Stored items
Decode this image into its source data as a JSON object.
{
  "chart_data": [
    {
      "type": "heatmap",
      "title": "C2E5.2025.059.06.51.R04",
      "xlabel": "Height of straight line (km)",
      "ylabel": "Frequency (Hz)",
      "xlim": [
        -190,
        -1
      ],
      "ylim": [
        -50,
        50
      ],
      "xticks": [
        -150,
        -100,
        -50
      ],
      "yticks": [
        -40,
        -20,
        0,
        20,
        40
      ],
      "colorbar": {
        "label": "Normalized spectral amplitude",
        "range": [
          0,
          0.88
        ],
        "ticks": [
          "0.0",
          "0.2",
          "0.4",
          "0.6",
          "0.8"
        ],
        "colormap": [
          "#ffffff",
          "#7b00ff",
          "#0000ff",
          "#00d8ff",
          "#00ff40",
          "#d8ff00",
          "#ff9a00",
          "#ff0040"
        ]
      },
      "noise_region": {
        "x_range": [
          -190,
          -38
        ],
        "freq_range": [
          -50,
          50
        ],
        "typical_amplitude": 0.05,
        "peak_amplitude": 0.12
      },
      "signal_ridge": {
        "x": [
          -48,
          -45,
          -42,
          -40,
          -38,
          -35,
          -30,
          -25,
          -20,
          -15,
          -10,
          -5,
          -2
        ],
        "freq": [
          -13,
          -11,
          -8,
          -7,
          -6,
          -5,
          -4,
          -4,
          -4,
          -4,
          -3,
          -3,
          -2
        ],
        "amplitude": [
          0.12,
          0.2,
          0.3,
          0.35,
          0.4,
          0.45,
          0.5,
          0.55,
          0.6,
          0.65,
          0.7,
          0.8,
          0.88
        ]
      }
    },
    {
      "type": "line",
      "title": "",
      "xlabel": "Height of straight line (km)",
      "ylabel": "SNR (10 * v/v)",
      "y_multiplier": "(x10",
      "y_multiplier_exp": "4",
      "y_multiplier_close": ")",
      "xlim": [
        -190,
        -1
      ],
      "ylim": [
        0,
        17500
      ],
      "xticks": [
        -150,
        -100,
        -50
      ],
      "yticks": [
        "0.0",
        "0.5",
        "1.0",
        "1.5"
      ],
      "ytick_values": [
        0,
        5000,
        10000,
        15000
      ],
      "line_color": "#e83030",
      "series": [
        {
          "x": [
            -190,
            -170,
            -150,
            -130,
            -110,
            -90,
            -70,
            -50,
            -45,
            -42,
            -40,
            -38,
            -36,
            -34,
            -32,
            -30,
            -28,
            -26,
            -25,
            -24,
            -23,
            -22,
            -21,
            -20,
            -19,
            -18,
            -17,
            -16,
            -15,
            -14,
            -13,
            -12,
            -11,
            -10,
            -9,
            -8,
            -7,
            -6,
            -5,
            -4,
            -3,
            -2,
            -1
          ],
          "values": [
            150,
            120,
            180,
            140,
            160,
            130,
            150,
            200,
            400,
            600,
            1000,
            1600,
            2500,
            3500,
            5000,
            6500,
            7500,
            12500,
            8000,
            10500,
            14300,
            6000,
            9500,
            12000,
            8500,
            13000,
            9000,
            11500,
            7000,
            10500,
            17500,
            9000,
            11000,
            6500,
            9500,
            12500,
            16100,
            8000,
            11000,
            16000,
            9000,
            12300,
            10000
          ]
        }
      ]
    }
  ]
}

Written task | Copy each line of the data exactly, leaving nothing out.

Solution below |
Decode this image into its source data as a JSON object.
{
  "chart_data": [
    {
      "type": "heatmap",
      "title": "C2E5.2025.059.06.51.R04",
      "xlabel": "Height of straight line (km)",
      "ylabel": "Frequency (Hz)",
      "xlim": [
        -190,
        -1
      ],
      "ylim": [
        -50,
        50
      ],
      "xticks": [
        -150,
        -100,
        -50
      ],
      "yticks": [
        -40,
        -20,
        0,
        20,
        40
      ],
      "colorbar": {
        "label": "Normalized spectral amplitude",
        "range": [
          0,
          0.88
        ],
        "ticks": [
          "0.0",
          "0.2",
          "0.4",
          "0.6",
          "0.8"
        ],
        "colormap": [
          "#ffffff",
          "#7b00ff",
          "#0000ff",
          "#00d8ff",
          "#00ff40",
          "#d8ff00",
          "#ff9a00",
          "#ff0040"
        ]
      },
      "noise_region": {
        "x_range": [
          -190,
          -38
        ],
        "freq_range": [
          -50,
          50
        ],
        "typical_amplitude": 0.05,
        "peak_amplitude": 0.12
      },
      "signal_ridge": {
        "x": [
          -48,
          -45,
          -42,
          -40,
          -38,
          -35,
          -30,
          -25,
          -20,
          -15,
          -10,
          -5,
          -2
        ],
        "freq": [
          -13,
          -11,
          -8,
          -7,
          -6,
          -5,
          -4,
          -4,
          -4,
          -4,
          -3,
          -3,
          -2
        ],
        "amplitude": [
          0.12,
          0.2,
          0.3,
          0.35,
          0.4,
          0.45,
          0.5,
          0.55,
          0.6,
          0.65,
          0.7,
          0.8,
          0.88
        ]
      }
    },
    {
      "type": "line",
      "title": "",
      "xlabel": "Height of straight line (km)",
      "ylabel": "SNR (10 * v/v)",
      "y_multiplier": "(x10",
      "y_multiplier_exp": "4",
      "y_multiplier_close": ")",
      "xlim": [
        -190,
        -1
      ],
      "ylim": [
        0,
        17500
      ],
      "xticks": [
        -150,
        -100,
        -50
      ],
      "yticks": [
        "0.0",
        "0.5",
        "1.0",
        "1.5"
      ],
      "ytick_values": [
        0,
        5000,
        10000,
        15000
      ],
      "line_color": "#e83030",
      "series": [
        {
          "x": [
            -190,
            -170,
            -150,
            -130,
            -110,
            -90,
            -70,
            -50,
            -45,
            -42,
            -40,
            -38,
            -36,
            -34,
            -32,
            -30,
            -28,
            -26,
            -25,
            -24,
            -23,
            -22,
            -21,
            -20,
            -19,
            -18,
            -17,
            -16,
            -15,
            -14,
            -13,
            -12,
            -11,
            -10,
            -9,
            -8,
            -7,
            -6,
            -5,
            -4,
            -3,
            -2,
            -1
          ],
          "values": [
            150,
            120,
            180,
            140,
            160,
            130,
            150,
            200,
            400,
            600,
            1000,
            1600,
            2500,
            3500,
            5000,
            6500,
            7500,
            12500,
            8000,
            10500,
            14300,
            6000,
            9500,
            12000,
            8500,
            13000,
            9000,
            11500,
            7000,
            10500,
            17500,
            9000,
            11000,
            6500,
            9500,
            12500,
            16100,
            8000,
            11000,
            16000,
            9000,
            12300,
            10000
          ]
        }
      ]
    }
  ]
}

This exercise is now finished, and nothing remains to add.